▸ Brief
Skip every picture and transcribe the remaining material exactly.

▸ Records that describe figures
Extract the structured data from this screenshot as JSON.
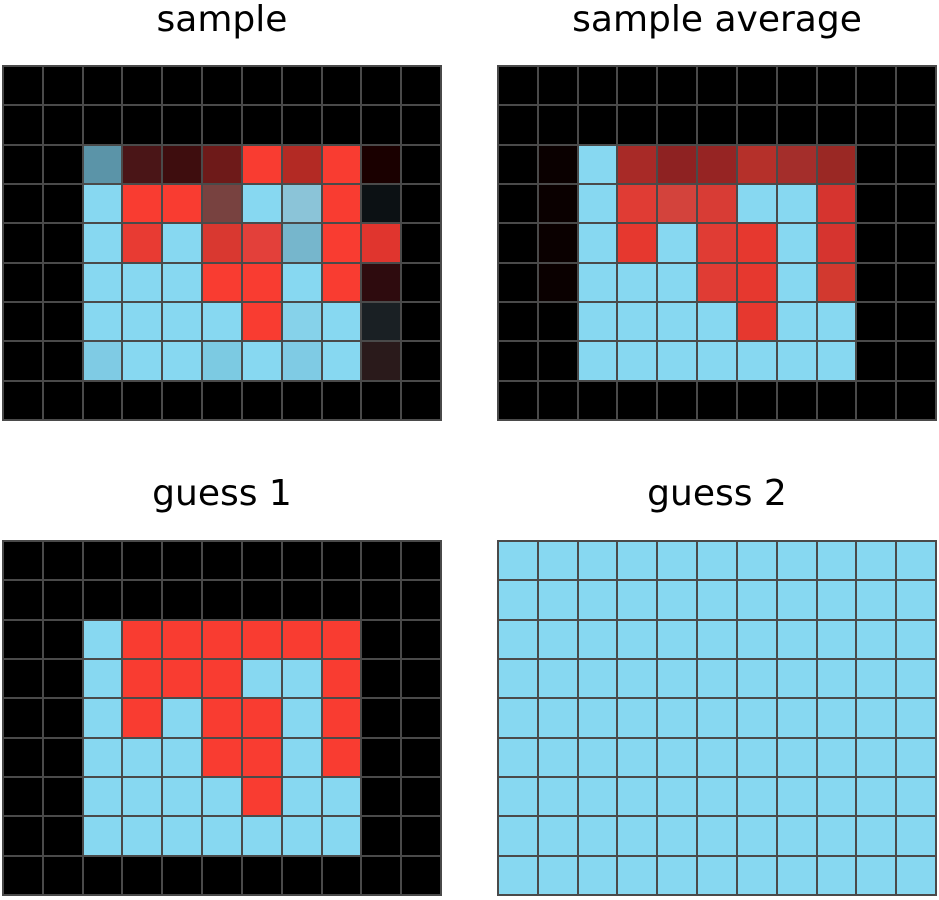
{
  "palette": {
    "K": "#000000",
    "B": "#87d8f1",
    "R": "#f93c31",
    "k1": "#1a0000",
    "k2": "#0c0000",
    "c1": "#5b94a8",
    "r1": "#4a1517",
    "r2": "#3e0d0e",
    "r3": "#6e1a19",
    "r4": "#b32a24",
    "r5": "#784240",
    "r6": "#8bc4d8",
    "r7": "#0c1114",
    "r8": "#e83b33",
    "r9": "#d93830",
    "ra": "#e3403a",
    "rb": "#76b6cc",
    "rc": "#e0352e",
    "rd": "#2e0b0e",
    "re": "#1a2024",
    "rf": "#7fcbe4",
    "rg": "#86d2ea",
    "rh": "#7ccae2",
    "ri": "#2a1a1b",
    "a1": "#a82a27",
    "a2": "#8e2222",
    "a3": "#962423",
    "a4": "#b5302a",
    "a5": "#a42e2b",
    "a6": "#9a2824",
    "a7": "#e03c34",
    "a8": "#d3433c",
    "a9": "#d83c35",
    "aa": "#d6342f",
    "ab": "#e6382f",
    "ac": "#d2392f",
    "ad": "#0a0000"
  },
  "panels": [
    {
      "title": "sample",
      "rows": [
        [
          "K",
          "K",
          "K",
          "K",
          "K",
          "K",
          "K",
          "K",
          "K",
          "K",
          "K"
        ],
        [
          "K",
          "K",
          "K",
          "K",
          "K",
          "K",
          "K",
          "K",
          "K",
          "K",
          "K"
        ],
        [
          "K",
          "K",
          "c1",
          "r1",
          "r2",
          "r3",
          "R",
          "r4",
          "R",
          "k1",
          "K"
        ],
        [
          "K",
          "K",
          "B",
          "R",
          "R",
          "r5",
          "B",
          "r6",
          "R",
          "r7",
          "K"
        ],
        [
          "K",
          "K",
          "B",
          "r8",
          "B",
          "r9",
          "ra",
          "rb",
          "R",
          "rc",
          "K"
        ],
        [
          "K",
          "K",
          "B",
          "B",
          "B",
          "R",
          "R",
          "B",
          "R",
          "rd",
          "K"
        ],
        [
          "K",
          "K",
          "B",
          "B",
          "B",
          "B",
          "R",
          "rg",
          "B",
          "re",
          "K"
        ],
        [
          "K",
          "K",
          "rf",
          "B",
          "B",
          "rh",
          "B",
          "rf",
          "B",
          "ri",
          "K"
        ],
        [
          "K",
          "K",
          "K",
          "K",
          "K",
          "K",
          "K",
          "K",
          "K",
          "K",
          "K"
        ]
      ]
    },
    {
      "title": "sample average",
      "rows": [
        [
          "K",
          "K",
          "K",
          "K",
          "K",
          "K",
          "K",
          "K",
          "K",
          "K",
          "K"
        ],
        [
          "K",
          "K",
          "K",
          "K",
          "K",
          "K",
          "K",
          "K",
          "K",
          "K",
          "K"
        ],
        [
          "K",
          "ad",
          "B",
          "a1",
          "a2",
          "a3",
          "a4",
          "a5",
          "a6",
          "K",
          "K"
        ],
        [
          "K",
          "ad",
          "B",
          "a7",
          "a8",
          "a9",
          "B",
          "B",
          "aa",
          "K",
          "K"
        ],
        [
          "K",
          "ad",
          "B",
          "ab",
          "B",
          "a7",
          "ab",
          "B",
          "aa",
          "K",
          "K"
        ],
        [
          "K",
          "ad",
          "B",
          "B",
          "B",
          "a7",
          "ab",
          "B",
          "ac",
          "K",
          "K"
        ],
        [
          "K",
          "K",
          "B",
          "B",
          "B",
          "B",
          "ab",
          "B",
          "B",
          "K",
          "K"
        ],
        [
          "K",
          "K",
          "B",
          "B",
          "B",
          "B",
          "B",
          "B",
          "B",
          "K",
          "K"
        ],
        [
          "K",
          "K",
          "K",
          "K",
          "K",
          "K",
          "K",
          "K",
          "K",
          "K",
          "K"
        ]
      ]
    },
    {
      "title": "guess 1",
      "rows": [
        [
          "K",
          "K",
          "K",
          "K",
          "K",
          "K",
          "K",
          "K",
          "K",
          "K",
          "K"
        ],
        [
          "K",
          "K",
          "K",
          "K",
          "K",
          "K",
          "K",
          "K",
          "K",
          "K",
          "K"
        ],
        [
          "K",
          "K",
          "B",
          "R",
          "R",
          "R",
          "R",
          "R",
          "R",
          "K",
          "K"
        ],
        [
          "K",
          "K",
          "B",
          "R",
          "R",
          "R",
          "B",
          "B",
          "R",
          "K",
          "K"
        ],
        [
          "K",
          "K",
          "B",
          "R",
          "B",
          "R",
          "R",
          "B",
          "R",
          "K",
          "K"
        ],
        [
          "K",
          "K",
          "B",
          "B",
          "B",
          "R",
          "R",
          "B",
          "R",
          "K",
          "K"
        ],
        [
          "K",
          "K",
          "B",
          "B",
          "B",
          "B",
          "R",
          "B",
          "B",
          "K",
          "K"
        ],
        [
          "K",
          "K",
          "B",
          "B",
          "B",
          "B",
          "B",
          "B",
          "B",
          "K",
          "K"
        ],
        [
          "K",
          "K",
          "K",
          "K",
          "K",
          "K",
          "K",
          "K",
          "K",
          "K",
          "K"
        ]
      ]
    },
    {
      "title": "guess 2",
      "rows": [
        [
          "B",
          "B",
          "B",
          "B",
          "B",
          "B",
          "B",
          "B",
          "B",
          "B",
          "B"
        ],
        [
          "B",
          "B",
          "B",
          "B",
          "B",
          "B",
          "B",
          "B",
          "B",
          "B",
          "B"
        ],
        [
          "B",
          "B",
          "B",
          "B",
          "B",
          "B",
          "B",
          "B",
          "B",
          "B",
          "B"
        ],
        [
          "B",
          "B",
          "B",
          "B",
          "B",
          "B",
          "B",
          "B",
          "B",
          "B",
          "B"
        ],
        [
          "B",
          "B",
          "B",
          "B",
          "B",
          "B",
          "B",
          "B",
          "B",
          "B",
          "B"
        ],
        [
          "B",
          "B",
          "B",
          "B",
          "B",
          "B",
          "B",
          "B",
          "B",
          "B",
          "B"
        ],
        [
          "B",
          "B",
          "B",
          "B",
          "B",
          "B",
          "B",
          "B",
          "B",
          "B",
          "B"
        ],
        [
          "B",
          "B",
          "B",
          "B",
          "B",
          "B",
          "B",
          "B",
          "B",
          "B",
          "B"
        ],
        [
          "B",
          "B",
          "B",
          "B",
          "B",
          "B",
          "B",
          "B",
          "B",
          "B",
          "B"
        ]
      ]
    }
  ]
}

▸ Reply
Extract the structured data from this screenshot as JSON.
{
  "palette": {
    "K": "#000000",
    "B": "#87d8f1",
    "R": "#f93c31",
    "k1": "#1a0000",
    "k2": "#0c0000",
    "c1": "#5b94a8",
    "r1": "#4a1517",
    "r2": "#3e0d0e",
    "r3": "#6e1a19",
    "r4": "#b32a24",
    "r5": "#784240",
    "r6": "#8bc4d8",
    "r7": "#0c1114",
    "r8": "#e83b33",
    "r9": "#d93830",
    "ra": "#e3403a",
    "rb": "#76b6cc",
    "rc": "#e0352e",
    "rd": "#2e0b0e",
    "re": "#1a2024",
    "rf": "#7fcbe4",
    "rg": "#86d2ea",
    "rh": "#7ccae2",
    "ri": "#2a1a1b",
    "a1": "#a82a27",
    "a2": "#8e2222",
    "a3": "#962423",
    "a4": "#b5302a",
    "a5": "#a42e2b",
    "a6": "#9a2824",
    "a7": "#e03c34",
    "a8": "#d3433c",
    "a9": "#d83c35",
    "aa": "#d6342f",
    "ab": "#e6382f",
    "ac": "#d2392f",
    "ad": "#0a0000"
  },
  "panels": [
    {
      "title": "sample",
      "rows": [
        [
          "K",
          "K",
          "K",
          "K",
          "K",
          "K",
          "K",
          "K",
          "K",
          "K",
          "K"
        ],
        [
          "K",
          "K",
          "K",
          "K",
          "K",
          "K",
          "K",
          "K",
          "K",
          "K",
          "K"
        ],
        [
          "K",
          "K",
          "c1",
          "r1",
          "r2",
          "r3",
          "R",
          "r4",
          "R",
          "k1",
          "K"
        ],
        [
          "K",
          "K",
          "B",
          "R",
          "R",
          "r5",
          "B",
          "r6",
          "R",
          "r7",
          "K"
        ],
        [
          "K",
          "K",
          "B",
          "r8",
          "B",
          "r9",
          "ra",
          "rb",
          "R",
          "rc",
          "K"
        ],
        [
          "K",
          "K",
          "B",
          "B",
          "B",
          "R",
          "R",
          "B",
          "R",
          "rd",
          "K"
        ],
        [
          "K",
          "K",
          "B",
          "B",
          "B",
          "B",
          "R",
          "rg",
          "B",
          "re",
          "K"
        ],
        [
          "K",
          "K",
          "rf",
          "B",
          "B",
          "rh",
          "B",
          "rf",
          "B",
          "ri",
          "K"
        ],
        [
          "K",
          "K",
          "K",
          "K",
          "K",
          "K",
          "K",
          "K",
          "K",
          "K",
          "K"
        ]
      ]
    },
    {
      "title": "sample average",
      "rows": [
        [
          "K",
          "K",
          "K",
          "K",
          "K",
          "K",
          "K",
          "K",
          "K",
          "K",
          "K"
        ],
        [
          "K",
          "K",
          "K",
          "K",
          "K",
          "K",
          "K",
          "K",
          "K",
          "K",
          "K"
        ],
        [
          "K",
          "ad",
          "B",
          "a1",
          "a2",
          "a3",
          "a4",
          "a5",
          "a6",
          "K",
          "K"
        ],
        [
          "K",
          "ad",
          "B",
          "a7",
          "a8",
          "a9",
          "B",
          "B",
          "aa",
          "K",
          "K"
        ],
        [
          "K",
          "ad",
          "B",
          "ab",
          "B",
          "a7",
          "ab",
          "B",
          "aa",
          "K",
          "K"
        ],
        [
          "K",
          "ad",
          "B",
          "B",
          "B",
          "a7",
          "ab",
          "B",
          "ac",
          "K",
          "K"
        ],
        [
          "K",
          "K",
          "B",
          "B",
          "B",
          "B",
          "ab",
          "B",
          "B",
          "K",
          "K"
        ],
        [
          "K",
          "K",
          "B",
          "B",
          "B",
          "B",
          "B",
          "B",
          "B",
          "K",
          "K"
        ],
        [
          "K",
          "K",
          "K",
          "K",
          "K",
          "K",
          "K",
          "K",
          "K",
          "K",
          "K"
        ]
      ]
    },
    {
      "title": "guess 1",
      "rows": [
        [
          "K",
          "K",
          "K",
          "K",
          "K",
          "K",
          "K",
          "K",
          "K",
          "K",
          "K"
        ],
        [
          "K",
          "K",
          "K",
          "K",
          "K",
          "K",
          "K",
          "K",
          "K",
          "K",
          "K"
        ],
        [
          "K",
          "K",
          "B",
          "R",
          "R",
          "R",
          "R",
          "R",
          "R",
          "K",
          "K"
        ],
        [
          "K",
          "K",
          "B",
          "R",
          "R",
          "R",
          "B",
          "B",
          "R",
          "K",
          "K"
        ],
        [
          "K",
          "K",
          "B",
          "R",
          "B",
          "R",
          "R",
          "B",
          "R",
          "K",
          "K"
        ],
        [
          "K",
          "K",
          "B",
          "B",
          "B",
          "R",
          "R",
          "B",
          "R",
          "K",
          "K"
        ],
        [
          "K",
          "K",
          "B",
          "B",
          "B",
          "B",
          "R",
          "B",
          "B",
          "K",
          "K"
        ],
        [
          "K",
          "K",
          "B",
          "B",
          "B",
          "B",
          "B",
          "B",
          "B",
          "K",
          "K"
        ],
        [
          "K",
          "K",
          "K",
          "K",
          "K",
          "K",
          "K",
          "K",
          "K",
          "K",
          "K"
        ]
      ]
    },
    {
      "title": "guess 2",
      "rows": [
        [
          "B",
          "B",
          "B",
          "B",
          "B",
          "B",
          "B",
          "B",
          "B",
          "B",
          "B"
        ],
        [
          "B",
          "B",
          "B",
          "B",
          "B",
          "B",
          "B",
          "B",
          "B",
          "B",
          "B"
        ],
        [
          "B",
          "B",
          "B",
          "B",
          "B",
          "B",
          "B",
          "B",
          "B",
          "B",
          "B"
        ],
        [
          "B",
          "B",
          "B",
          "B",
          "B",
          "B",
          "B",
          "B",
          "B",
          "B",
          "B"
        ],
        [
          "B",
          "B",
          "B",
          "B",
          "B",
          "B",
          "B",
          "B",
          "B",
          "B",
          "B"
        ],
        [
          "B",
          "B",
          "B",
          "B",
          "B",
          "B",
          "B",
          "B",
          "B",
          "B",
          "B"
        ],
        [
          "B",
          "B",
          "B",
          "B",
          "B",
          "B",
          "B",
          "B",
          "B",
          "B",
          "B"
        ],
        [
          "B",
          "B",
          "B",
          "B",
          "B",
          "B",
          "B",
          "B",
          "B",
          "B",
          "B"
        ],
        [
          "B",
          "B",
          "B",
          "B",
          "B",
          "B",
          "B",
          "B",
          "B",
          "B",
          "B"
        ]
      ]
    }
  ]
}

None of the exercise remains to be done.